===== MATERIAL PROVIDED =====

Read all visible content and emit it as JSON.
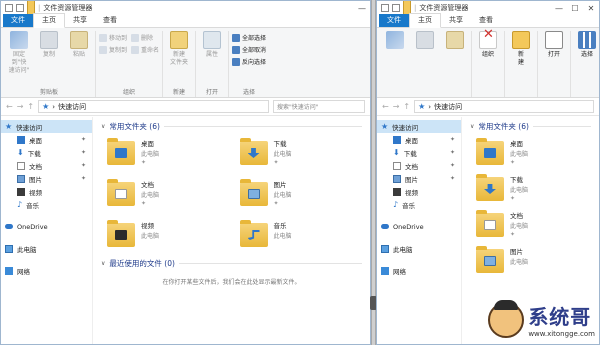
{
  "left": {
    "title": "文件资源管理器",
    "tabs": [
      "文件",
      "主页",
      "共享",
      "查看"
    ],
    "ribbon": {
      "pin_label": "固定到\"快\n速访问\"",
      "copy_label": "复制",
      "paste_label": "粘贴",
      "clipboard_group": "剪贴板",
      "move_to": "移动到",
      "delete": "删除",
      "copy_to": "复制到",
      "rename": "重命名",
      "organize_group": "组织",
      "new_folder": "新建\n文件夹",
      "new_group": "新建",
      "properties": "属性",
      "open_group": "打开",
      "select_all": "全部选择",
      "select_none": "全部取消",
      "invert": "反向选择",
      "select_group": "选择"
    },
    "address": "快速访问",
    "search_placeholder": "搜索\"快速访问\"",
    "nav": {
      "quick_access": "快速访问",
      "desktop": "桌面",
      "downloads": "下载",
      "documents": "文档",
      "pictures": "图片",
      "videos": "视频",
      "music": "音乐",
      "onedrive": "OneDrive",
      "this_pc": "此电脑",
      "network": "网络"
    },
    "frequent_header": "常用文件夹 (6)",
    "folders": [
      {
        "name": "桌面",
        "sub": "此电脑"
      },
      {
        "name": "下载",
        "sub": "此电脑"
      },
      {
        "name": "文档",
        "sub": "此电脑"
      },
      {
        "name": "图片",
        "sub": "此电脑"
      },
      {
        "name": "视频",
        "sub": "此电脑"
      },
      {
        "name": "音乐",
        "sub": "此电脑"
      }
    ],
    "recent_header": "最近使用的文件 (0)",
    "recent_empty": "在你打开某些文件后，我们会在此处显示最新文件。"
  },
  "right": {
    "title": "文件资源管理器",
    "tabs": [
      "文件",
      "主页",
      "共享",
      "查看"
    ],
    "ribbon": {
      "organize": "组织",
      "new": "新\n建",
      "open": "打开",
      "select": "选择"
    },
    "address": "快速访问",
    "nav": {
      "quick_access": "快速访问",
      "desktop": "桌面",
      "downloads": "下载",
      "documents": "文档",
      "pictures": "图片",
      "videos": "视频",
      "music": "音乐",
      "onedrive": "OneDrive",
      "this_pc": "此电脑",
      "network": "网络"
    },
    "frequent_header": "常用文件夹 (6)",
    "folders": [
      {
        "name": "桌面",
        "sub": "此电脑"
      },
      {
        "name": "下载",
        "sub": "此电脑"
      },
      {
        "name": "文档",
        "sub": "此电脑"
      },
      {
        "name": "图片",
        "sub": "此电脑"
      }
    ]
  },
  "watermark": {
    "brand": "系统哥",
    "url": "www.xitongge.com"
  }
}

=====

→ **WHAT YOU ARE ASKED TO DO**
Every line of the data above should be quoted exactly. Omit the pictures.

→ **SOLUTION**
Read all visible content and emit it as JSON.
{
  "left": {
    "title": "文件资源管理器",
    "tabs": [
      "文件",
      "主页",
      "共享",
      "查看"
    ],
    "ribbon": {
      "pin_label": "固定到\"快\n速访问\"",
      "copy_label": "复制",
      "paste_label": "粘贴",
      "clipboard_group": "剪贴板",
      "move_to": "移动到",
      "delete": "删除",
      "copy_to": "复制到",
      "rename": "重命名",
      "organize_group": "组织",
      "new_folder": "新建\n文件夹",
      "new_group": "新建",
      "properties": "属性",
      "open_group": "打开",
      "select_all": "全部选择",
      "select_none": "全部取消",
      "invert": "反向选择",
      "select_group": "选择"
    },
    "address": "快速访问",
    "search_placeholder": "搜索\"快速访问\"",
    "nav": {
      "quick_access": "快速访问",
      "desktop": "桌面",
      "downloads": "下载",
      "documents": "文档",
      "pictures": "图片",
      "videos": "视频",
      "music": "音乐",
      "onedrive": "OneDrive",
      "this_pc": "此电脑",
      "network": "网络"
    },
    "frequent_header": "常用文件夹 (6)",
    "folders": [
      {
        "name": "桌面",
        "sub": "此电脑"
      },
      {
        "name": "下载",
        "sub": "此电脑"
      },
      {
        "name": "文档",
        "sub": "此电脑"
      },
      {
        "name": "图片",
        "sub": "此电脑"
      },
      {
        "name": "视频",
        "sub": "此电脑"
      },
      {
        "name": "音乐",
        "sub": "此电脑"
      }
    ],
    "recent_header": "最近使用的文件 (0)",
    "recent_empty": "在你打开某些文件后，我们会在此处显示最新文件。"
  },
  "right": {
    "title": "文件资源管理器",
    "tabs": [
      "文件",
      "主页",
      "共享",
      "查看"
    ],
    "ribbon": {
      "organize": "组织",
      "new": "新\n建",
      "open": "打开",
      "select": "选择"
    },
    "address": "快速访问",
    "nav": {
      "quick_access": "快速访问",
      "desktop": "桌面",
      "downloads": "下载",
      "documents": "文档",
      "pictures": "图片",
      "videos": "视频",
      "music": "音乐",
      "onedrive": "OneDrive",
      "this_pc": "此电脑",
      "network": "网络"
    },
    "frequent_header": "常用文件夹 (6)",
    "folders": [
      {
        "name": "桌面",
        "sub": "此电脑"
      },
      {
        "name": "下载",
        "sub": "此电脑"
      },
      {
        "name": "文档",
        "sub": "此电脑"
      },
      {
        "name": "图片",
        "sub": "此电脑"
      }
    ]
  },
  "watermark": {
    "brand": "系统哥",
    "url": "www.xitongge.com"
  }
}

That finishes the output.